● **Dataset items**

● ● ● ● ●

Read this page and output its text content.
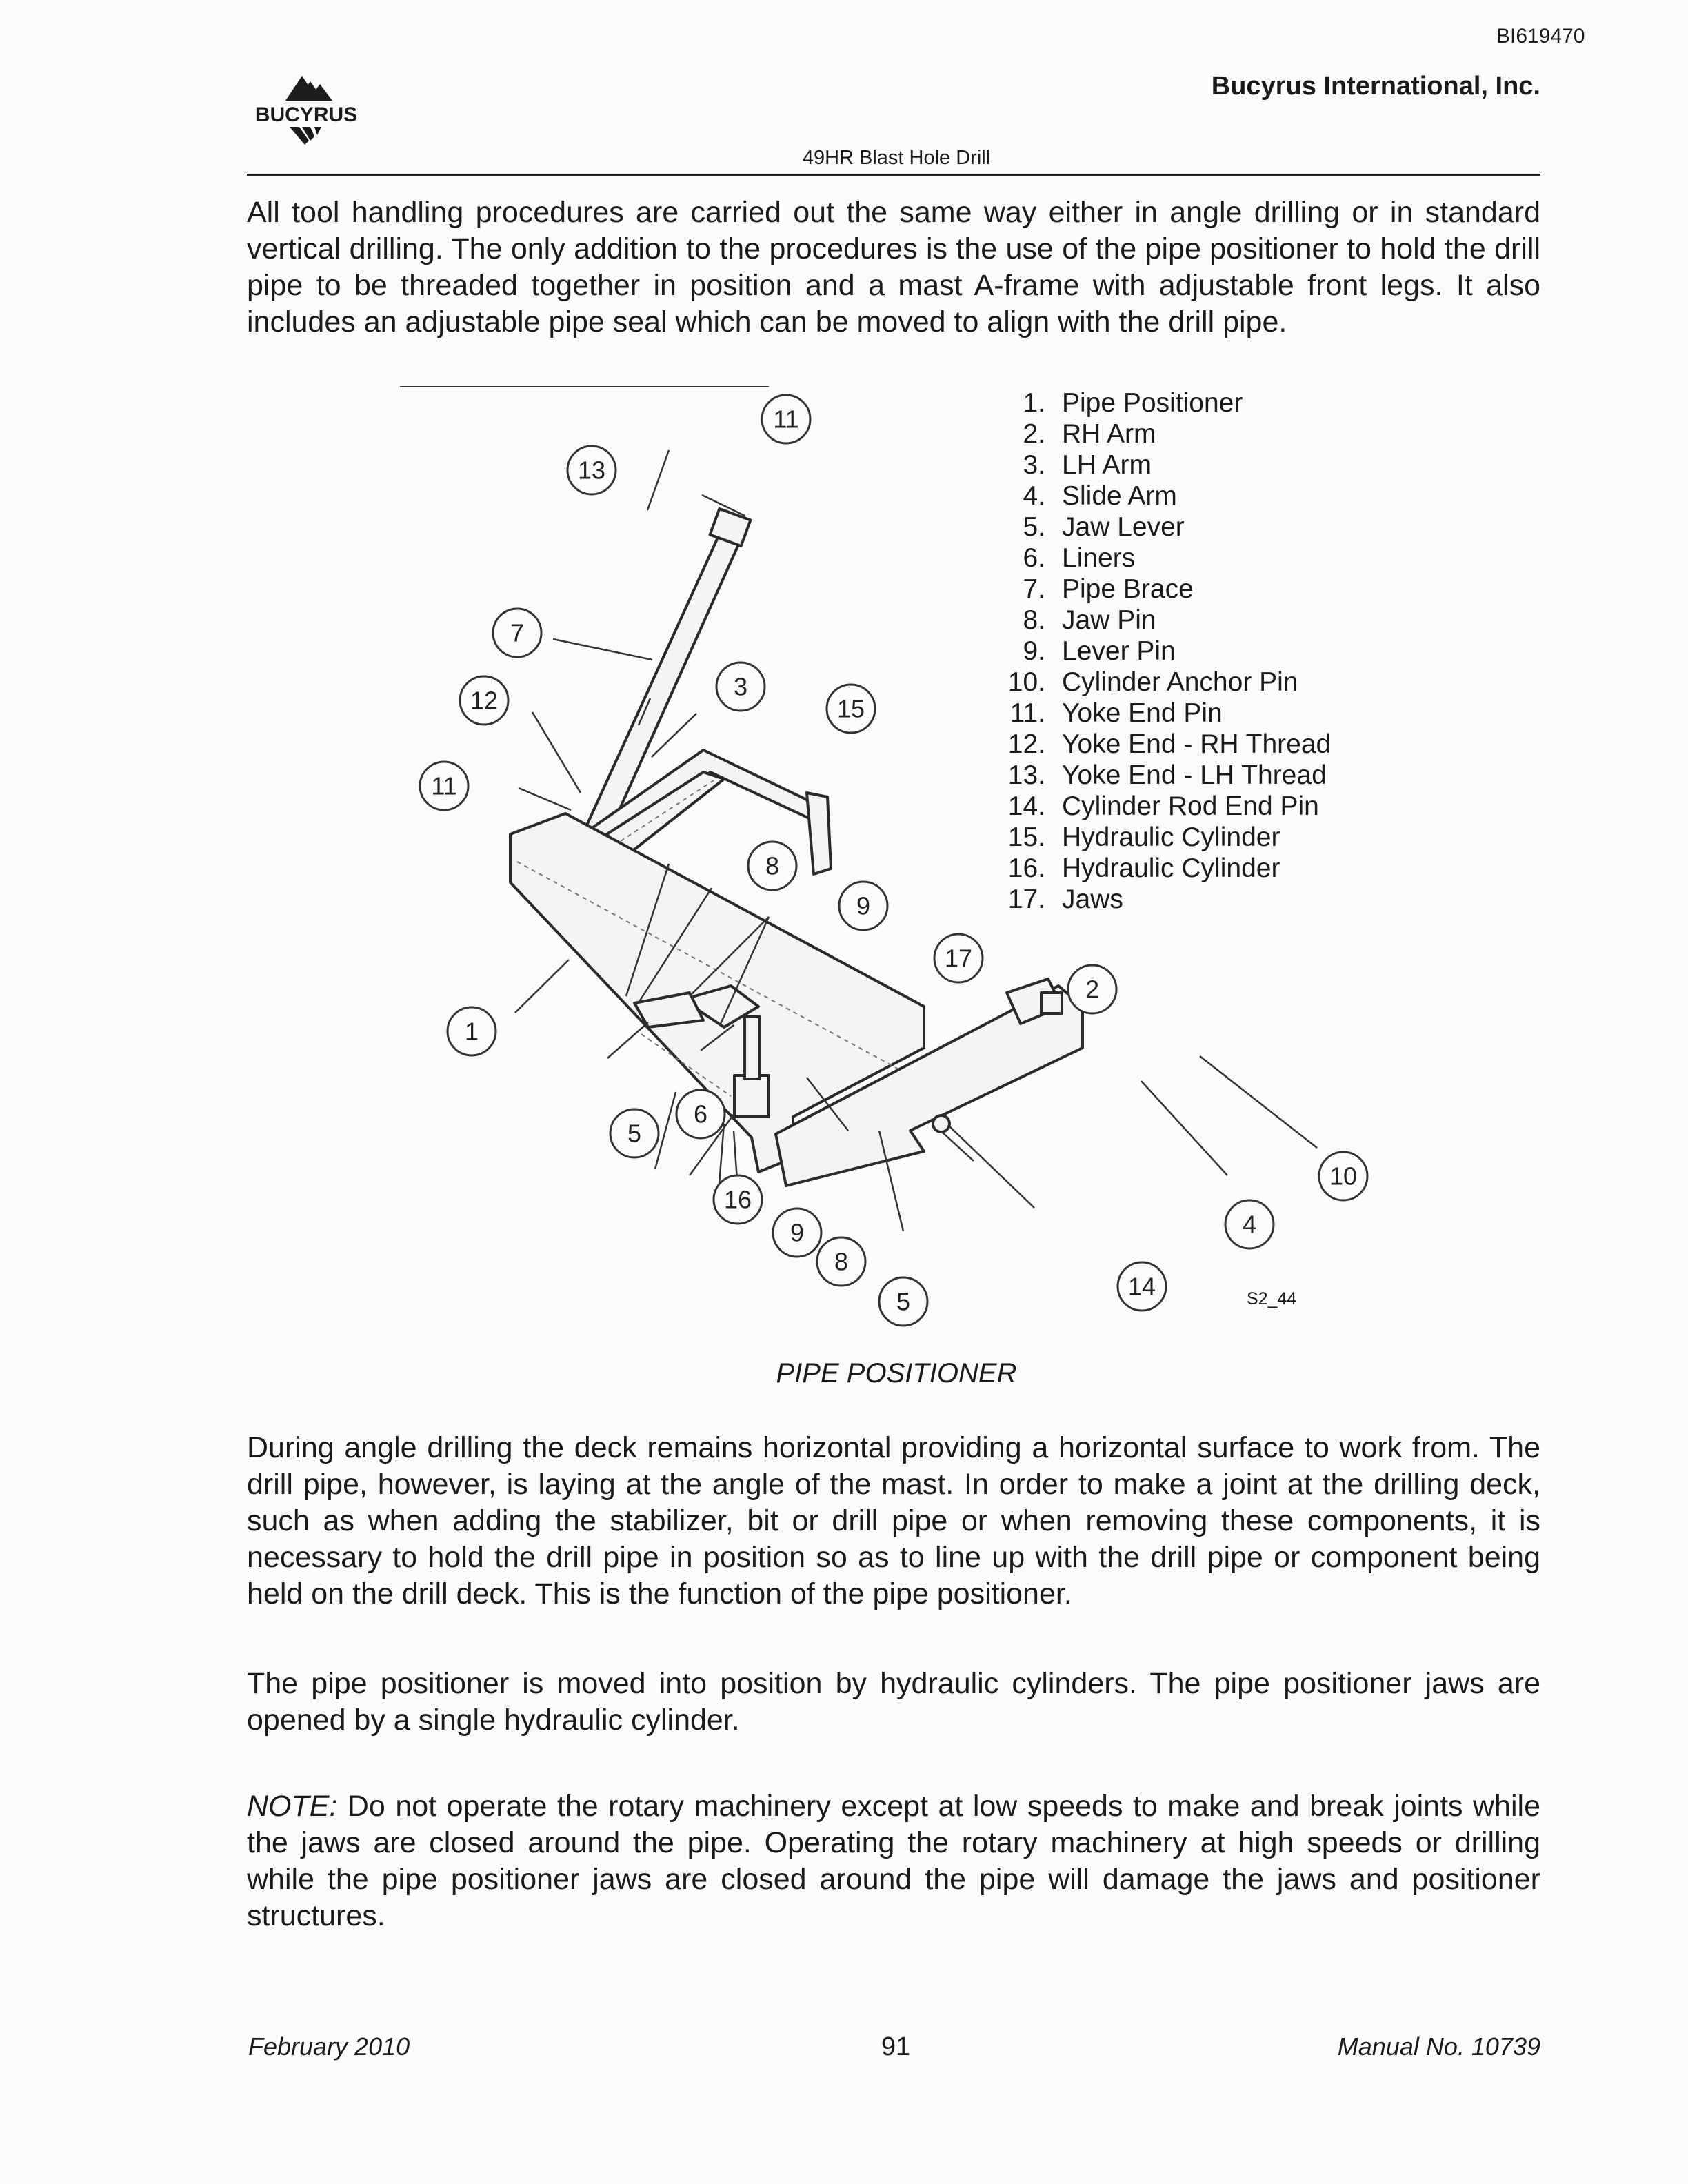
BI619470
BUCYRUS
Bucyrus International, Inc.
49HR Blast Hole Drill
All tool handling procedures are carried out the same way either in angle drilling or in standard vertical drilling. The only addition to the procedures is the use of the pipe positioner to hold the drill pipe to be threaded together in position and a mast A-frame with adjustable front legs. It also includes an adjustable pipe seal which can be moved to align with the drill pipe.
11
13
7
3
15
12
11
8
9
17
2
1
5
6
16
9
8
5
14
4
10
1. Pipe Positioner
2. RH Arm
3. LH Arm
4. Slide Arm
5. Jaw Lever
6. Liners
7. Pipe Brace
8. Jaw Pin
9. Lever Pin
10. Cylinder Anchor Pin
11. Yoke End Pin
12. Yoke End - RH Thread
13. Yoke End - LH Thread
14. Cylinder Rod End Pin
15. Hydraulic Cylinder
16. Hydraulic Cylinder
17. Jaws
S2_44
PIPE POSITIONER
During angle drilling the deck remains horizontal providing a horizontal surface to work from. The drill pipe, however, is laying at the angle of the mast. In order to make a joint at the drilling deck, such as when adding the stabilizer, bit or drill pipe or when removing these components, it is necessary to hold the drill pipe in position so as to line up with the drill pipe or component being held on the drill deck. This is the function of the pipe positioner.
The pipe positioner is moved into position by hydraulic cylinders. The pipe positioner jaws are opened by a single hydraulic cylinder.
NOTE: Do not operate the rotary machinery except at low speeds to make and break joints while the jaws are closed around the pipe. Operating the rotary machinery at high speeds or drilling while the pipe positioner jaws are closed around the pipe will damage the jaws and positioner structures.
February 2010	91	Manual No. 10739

● ● ● ● ●

● **Exercise task**
Identify which lines contain the word "with" and copy each one.

● **Exercise result**
All tool handling procedures are carried out the same way either in angle drilling or in standard vertical drilling. The only addition to the procedures is the use of the pipe positioner to hold the drill pipe to be threaded together in position and a mast A-frame with adjustable front legs. It also includes an adjustable pipe seal which can be moved to align with the drill pipe.
During angle drilling the deck remains horizontal providing a horizontal surface to work from. The drill pipe, however, is laying at the angle of the mast. In order to make a joint at the drilling deck, such as when adding the stabilizer, bit or drill pipe or when removing these components, it is necessary to hold the drill pipe in position so as to line up with the drill pipe or component being held on the drill deck. This is the function of the pipe positioner.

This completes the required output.